## [EXERCISE TASK]
Please transcribe the data below exactly. Leave the pictures out.

-- START OF PROVIDED MATERIAL --

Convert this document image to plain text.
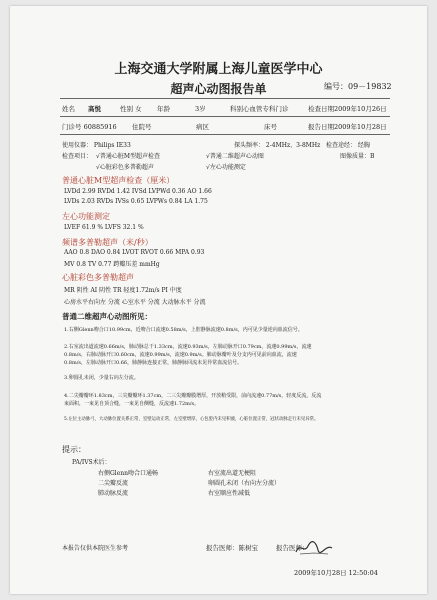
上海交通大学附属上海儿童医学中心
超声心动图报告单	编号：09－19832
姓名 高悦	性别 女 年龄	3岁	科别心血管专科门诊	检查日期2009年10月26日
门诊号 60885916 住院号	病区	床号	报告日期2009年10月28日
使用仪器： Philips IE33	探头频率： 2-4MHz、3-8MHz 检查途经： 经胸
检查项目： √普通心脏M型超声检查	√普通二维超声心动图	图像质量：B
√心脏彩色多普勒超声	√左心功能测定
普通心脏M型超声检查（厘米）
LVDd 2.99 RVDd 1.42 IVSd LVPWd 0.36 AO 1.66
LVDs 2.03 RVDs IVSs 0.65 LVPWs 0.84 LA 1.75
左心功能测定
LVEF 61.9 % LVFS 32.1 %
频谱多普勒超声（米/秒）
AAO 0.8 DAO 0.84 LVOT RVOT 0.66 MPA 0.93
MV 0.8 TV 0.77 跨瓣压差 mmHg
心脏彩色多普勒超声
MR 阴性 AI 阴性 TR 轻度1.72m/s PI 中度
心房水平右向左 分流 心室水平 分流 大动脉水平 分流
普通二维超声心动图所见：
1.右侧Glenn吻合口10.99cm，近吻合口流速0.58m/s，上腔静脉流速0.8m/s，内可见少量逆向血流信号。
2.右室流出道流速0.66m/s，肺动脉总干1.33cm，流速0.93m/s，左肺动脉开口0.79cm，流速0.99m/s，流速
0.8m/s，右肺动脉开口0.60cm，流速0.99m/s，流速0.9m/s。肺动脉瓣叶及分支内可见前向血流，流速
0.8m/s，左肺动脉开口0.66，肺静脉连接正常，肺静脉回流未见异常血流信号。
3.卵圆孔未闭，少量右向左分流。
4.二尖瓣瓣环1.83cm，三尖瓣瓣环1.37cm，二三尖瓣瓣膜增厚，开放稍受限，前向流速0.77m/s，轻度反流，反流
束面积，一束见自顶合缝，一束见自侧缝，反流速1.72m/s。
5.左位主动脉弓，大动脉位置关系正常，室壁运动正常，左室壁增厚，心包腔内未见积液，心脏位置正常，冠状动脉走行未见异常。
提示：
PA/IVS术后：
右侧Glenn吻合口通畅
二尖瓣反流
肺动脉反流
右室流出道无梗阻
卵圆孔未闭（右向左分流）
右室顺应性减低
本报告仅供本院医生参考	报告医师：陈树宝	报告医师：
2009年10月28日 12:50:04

-- END OF PROVIDED MATERIAL --

## [WORKED ANSWER]
Convert this document image to plain text.
上海交通大学附属上海儿童医学中心
超声心动图报告单	编号：09－19832
姓名 高悦	性别 女 年龄	3岁	科别心血管专科门诊	检查日期2009年10月26日
门诊号 60885916 住院号	病区	床号	报告日期2009年10月28日
使用仪器： Philips IE33	探头频率： 2-4MHz、3-8MHz 检查途经： 经胸
检查项目： √普通心脏M型超声检查	√普通二维超声心动图	图像质量：B
√心脏彩色多普勒超声	√左心功能测定
普通心脏M型超声检查（厘米）
LVDd 2.99 RVDd 1.42 IVSd LVPWd 0.36 AO 1.66
LVDs 2.03 RVDs IVSs 0.65 LVPWs 0.84 LA 1.75
左心功能测定
LVEF 61.9 % LVFS 32.1 %
频谱多普勒超声（米/秒）
AAO 0.8 DAO 0.84 LVOT RVOT 0.66 MPA 0.93
MV 0.8 TV 0.77 跨瓣压差 mmHg
心脏彩色多普勒超声
MR 阴性 AI 阴性 TR 轻度1.72m/s PI 中度
心房水平右向左 分流 心室水平 分流 大动脉水平 分流
普通二维超声心动图所见：
1.右侧Glenn吻合口10.99cm，近吻合口流速0.58m/s，上腔静脉流速0.8m/s，内可见少量逆向血流信号。
2.右室流出道流速0.66m/s，肺动脉总干1.33cm，流速0.93m/s，左肺动脉开口0.79cm，流速0.99m/s，流速
0.8m/s，右肺动脉开口0.60cm，流速0.99m/s，流速0.9m/s。肺动脉瓣叶及分支内可见前向血流，流速
0.8m/s，左肺动脉开口0.66，肺静脉连接正常，肺静脉回流未见异常血流信号。
3.卵圆孔未闭，少量右向左分流。
4.二尖瓣瓣环1.83cm，三尖瓣瓣环1.37cm，二三尖瓣瓣膜增厚，开放稍受限，前向流速0.77m/s，轻度反流，反流
束面积，一束见自顶合缝，一束见自侧缝，反流速1.72m/s。
5.左位主动脉弓，大动脉位置关系正常，室壁运动正常，左室壁增厚，心包腔内未见积液，心脏位置正常，冠状动脉走行未见异常。
提示：
PA/IVS术后：
右侧Glenn吻合口通畅
二尖瓣反流
肺动脉反流
右室流出道无梗阻
卵圆孔未闭（右向左分流）
右室顺应性减低
本报告仅供本院医生参考	报告医师：陈树宝	报告医师：
2009年10月28日 12:50:04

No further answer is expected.